Source document.
▶

Clinical characteristics of the 78 participants are presented in Table 1 as mean ± standard deviation, or number of subjects (percentage). The calculated mean age for both groups was 65.4 for PC and 70.5 for BPH patients, respectively. Overall, patients diagnosed with PC were younger than those with BPH (p < 0.05). Positive surgical margins (PSM) were detected in four patients with PC, and only two of them had BCR following local treatment.

Table 1. Clinical characteristics of all participants in the study.

The frequency of all tested SNP genotypes in patients within each group is presented in Table 2. Statistically significant results regarding risk genotype distribution within the two groups were obtained for only two out of four analyzed SNPs. Therefore, from the analyzed data, we found that the heterozygous genotype of the rs2735839 (KLK3-KLK2 intragenic region) polymorphism was the most frequent within the BPH group (p = 0.042). For the rs4054823 (17p12 intragenic region), the frequency of the CT and TT genotypes were significantly higher within the PC group compared to the BPH group (p < 0.001). Within the BPH group, the CC genotype had the highest frequency (43%). Regarding the two SLCO genes, for both rs12422149 (SLCO2B1) and rs4149117 (SLCO1B3), the most frequent genotype was the GG (74%—PC group; 61%—BPH group) and the TT genotype, respectively (74%—PC group; 72%—BPH group).

Table 2. Genotype frequency of the analyzed SNPs within the PC and BPH groups.

The risk allele frequency for all four SNPs was calculated. By evaluating the allele distribution within the two groups, we have identified a significantly higher carrier frequency of the T risk-allele of rs4054823 polymorphism within PC patients compared with the BPH group, with a 2.55-fold increased risk for PC (OR = 2.55, 95%CI: 1.44–4.52, p < 0.001). In this case, the OR is significantly different from 1, and, consequently, there is an increased RR in the PC group compared to the BPH group (Table 3).

Table 3. Association between all four SNPs tested and PC.

In order to investigate whether the combined presence of particular gene polymorphisms affects the onset of PC, we examined the cumulative effect of high-risk alleles on PC. In this analysis, we included all four SNPs selected (rs4054823, rs4149117, rs12422149, and rs2735839). The previous analysis revealed that only one SNP showed an independently significant association with PC (rs4054823). The proportions of PC and BPH cases were grouped according to the number of risk alleles that they carried (Figure 1). Generally, the percentage of patients from both groups increased within the subgroups with more than one risk allele; the highest percentage was registered for patients who were carriers of six risk alleles (31% of PC and 32% of BPH). A significant difference was observed between PC and BPH patients when analyzing the distribution of risk alleles within the two study groups; the carriers of eight risk alleles within the PC group were significantly more frequent than the ones within the BPH group (p = 0.0023).

◀

What is required.
Can you condense the paragraph of the study results beginning "The risk allele frequency for all four SNPs" into a shorter version that keeps its main facts?

(Stored entries)

▶

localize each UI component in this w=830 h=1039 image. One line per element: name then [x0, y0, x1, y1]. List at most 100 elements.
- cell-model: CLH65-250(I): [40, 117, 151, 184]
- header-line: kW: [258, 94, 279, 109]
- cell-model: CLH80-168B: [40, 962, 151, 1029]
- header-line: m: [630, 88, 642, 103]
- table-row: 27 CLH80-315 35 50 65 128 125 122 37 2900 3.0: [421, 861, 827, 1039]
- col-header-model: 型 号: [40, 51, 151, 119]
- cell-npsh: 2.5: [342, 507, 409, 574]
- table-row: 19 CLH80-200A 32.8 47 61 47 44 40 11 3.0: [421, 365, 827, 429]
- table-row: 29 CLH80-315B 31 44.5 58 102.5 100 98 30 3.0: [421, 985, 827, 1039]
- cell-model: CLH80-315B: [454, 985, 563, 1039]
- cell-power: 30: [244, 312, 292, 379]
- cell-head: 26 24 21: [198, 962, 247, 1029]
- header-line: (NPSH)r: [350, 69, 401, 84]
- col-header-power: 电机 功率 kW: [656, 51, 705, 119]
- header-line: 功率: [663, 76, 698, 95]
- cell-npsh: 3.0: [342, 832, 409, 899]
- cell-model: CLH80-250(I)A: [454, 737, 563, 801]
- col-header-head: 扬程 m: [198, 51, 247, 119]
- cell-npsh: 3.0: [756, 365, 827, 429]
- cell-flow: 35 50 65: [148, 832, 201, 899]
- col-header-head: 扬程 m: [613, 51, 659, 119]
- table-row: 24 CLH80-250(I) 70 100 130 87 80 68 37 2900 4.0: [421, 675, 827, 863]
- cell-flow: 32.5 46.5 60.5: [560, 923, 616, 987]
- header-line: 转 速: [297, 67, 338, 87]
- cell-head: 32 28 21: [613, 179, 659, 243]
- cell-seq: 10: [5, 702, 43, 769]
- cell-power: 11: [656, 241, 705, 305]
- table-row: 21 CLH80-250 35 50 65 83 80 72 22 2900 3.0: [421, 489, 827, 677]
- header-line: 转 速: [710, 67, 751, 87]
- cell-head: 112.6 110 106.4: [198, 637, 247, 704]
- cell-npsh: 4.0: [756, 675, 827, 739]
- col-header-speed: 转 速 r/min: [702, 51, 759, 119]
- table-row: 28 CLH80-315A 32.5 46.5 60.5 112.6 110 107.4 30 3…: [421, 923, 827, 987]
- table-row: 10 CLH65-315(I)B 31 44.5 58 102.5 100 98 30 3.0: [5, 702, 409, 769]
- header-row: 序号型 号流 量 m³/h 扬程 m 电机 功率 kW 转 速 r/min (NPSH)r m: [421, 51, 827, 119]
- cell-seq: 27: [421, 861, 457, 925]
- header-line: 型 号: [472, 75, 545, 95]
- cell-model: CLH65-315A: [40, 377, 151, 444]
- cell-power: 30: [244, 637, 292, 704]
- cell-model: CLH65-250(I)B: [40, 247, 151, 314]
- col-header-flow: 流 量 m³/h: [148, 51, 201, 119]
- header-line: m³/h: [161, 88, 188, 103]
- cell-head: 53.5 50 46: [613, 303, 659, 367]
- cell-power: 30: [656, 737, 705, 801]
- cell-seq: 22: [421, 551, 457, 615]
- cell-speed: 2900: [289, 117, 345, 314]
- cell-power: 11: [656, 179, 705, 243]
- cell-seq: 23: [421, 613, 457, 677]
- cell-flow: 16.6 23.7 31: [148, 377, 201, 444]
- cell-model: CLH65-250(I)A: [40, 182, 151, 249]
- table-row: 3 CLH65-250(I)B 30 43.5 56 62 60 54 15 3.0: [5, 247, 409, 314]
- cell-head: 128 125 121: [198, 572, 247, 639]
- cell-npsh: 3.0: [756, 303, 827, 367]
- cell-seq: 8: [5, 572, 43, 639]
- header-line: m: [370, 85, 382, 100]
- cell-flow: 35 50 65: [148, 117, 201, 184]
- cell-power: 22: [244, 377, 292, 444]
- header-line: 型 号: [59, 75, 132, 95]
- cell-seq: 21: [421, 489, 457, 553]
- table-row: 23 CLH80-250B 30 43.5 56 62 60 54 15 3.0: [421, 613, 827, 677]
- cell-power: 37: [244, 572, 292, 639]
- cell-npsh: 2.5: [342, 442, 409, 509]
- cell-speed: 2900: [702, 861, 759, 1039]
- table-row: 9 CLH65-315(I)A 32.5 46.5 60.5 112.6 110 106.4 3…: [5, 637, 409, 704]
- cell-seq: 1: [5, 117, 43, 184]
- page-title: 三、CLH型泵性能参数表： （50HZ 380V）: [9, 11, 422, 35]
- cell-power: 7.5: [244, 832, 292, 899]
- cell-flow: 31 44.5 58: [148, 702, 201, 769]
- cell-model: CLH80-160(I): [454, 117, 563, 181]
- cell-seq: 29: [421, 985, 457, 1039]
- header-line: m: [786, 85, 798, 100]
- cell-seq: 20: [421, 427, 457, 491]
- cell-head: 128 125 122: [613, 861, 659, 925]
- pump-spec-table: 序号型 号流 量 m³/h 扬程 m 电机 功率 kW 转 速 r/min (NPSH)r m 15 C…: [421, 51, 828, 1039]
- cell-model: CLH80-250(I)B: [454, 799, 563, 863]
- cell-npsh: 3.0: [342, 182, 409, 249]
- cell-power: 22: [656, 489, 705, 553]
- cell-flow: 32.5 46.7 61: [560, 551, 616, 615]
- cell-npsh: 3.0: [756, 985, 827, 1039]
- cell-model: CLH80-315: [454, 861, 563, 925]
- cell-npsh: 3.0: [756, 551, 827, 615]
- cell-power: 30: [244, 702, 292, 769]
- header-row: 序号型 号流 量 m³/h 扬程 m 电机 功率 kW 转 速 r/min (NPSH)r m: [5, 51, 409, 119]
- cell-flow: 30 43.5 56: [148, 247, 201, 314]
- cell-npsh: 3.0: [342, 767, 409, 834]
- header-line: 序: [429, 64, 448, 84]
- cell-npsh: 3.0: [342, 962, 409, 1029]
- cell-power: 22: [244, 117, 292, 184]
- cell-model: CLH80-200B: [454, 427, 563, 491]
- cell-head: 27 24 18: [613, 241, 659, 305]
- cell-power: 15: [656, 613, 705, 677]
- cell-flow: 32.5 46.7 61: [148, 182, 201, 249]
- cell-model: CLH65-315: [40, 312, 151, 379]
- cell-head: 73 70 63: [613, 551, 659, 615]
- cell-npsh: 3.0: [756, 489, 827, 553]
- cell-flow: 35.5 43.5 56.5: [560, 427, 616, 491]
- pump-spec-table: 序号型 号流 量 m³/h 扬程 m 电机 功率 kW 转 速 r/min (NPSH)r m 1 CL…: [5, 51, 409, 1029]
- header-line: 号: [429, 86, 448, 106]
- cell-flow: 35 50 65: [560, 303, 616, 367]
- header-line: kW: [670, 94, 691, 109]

◀

Answer to the problem.
Risk allele frequencies were calculated for all four SNPs. PC patients carried the T risk allele of rs4054823 significantly more often than the BPH group, which meant a 2.55-fold increased risk for PC (OR = 2.55, 95%CI: 1.44–4.52, p < 0.001). Because this OR is significantly different from 1, the PC group has an increased RR compared with the BPH group (Table 3).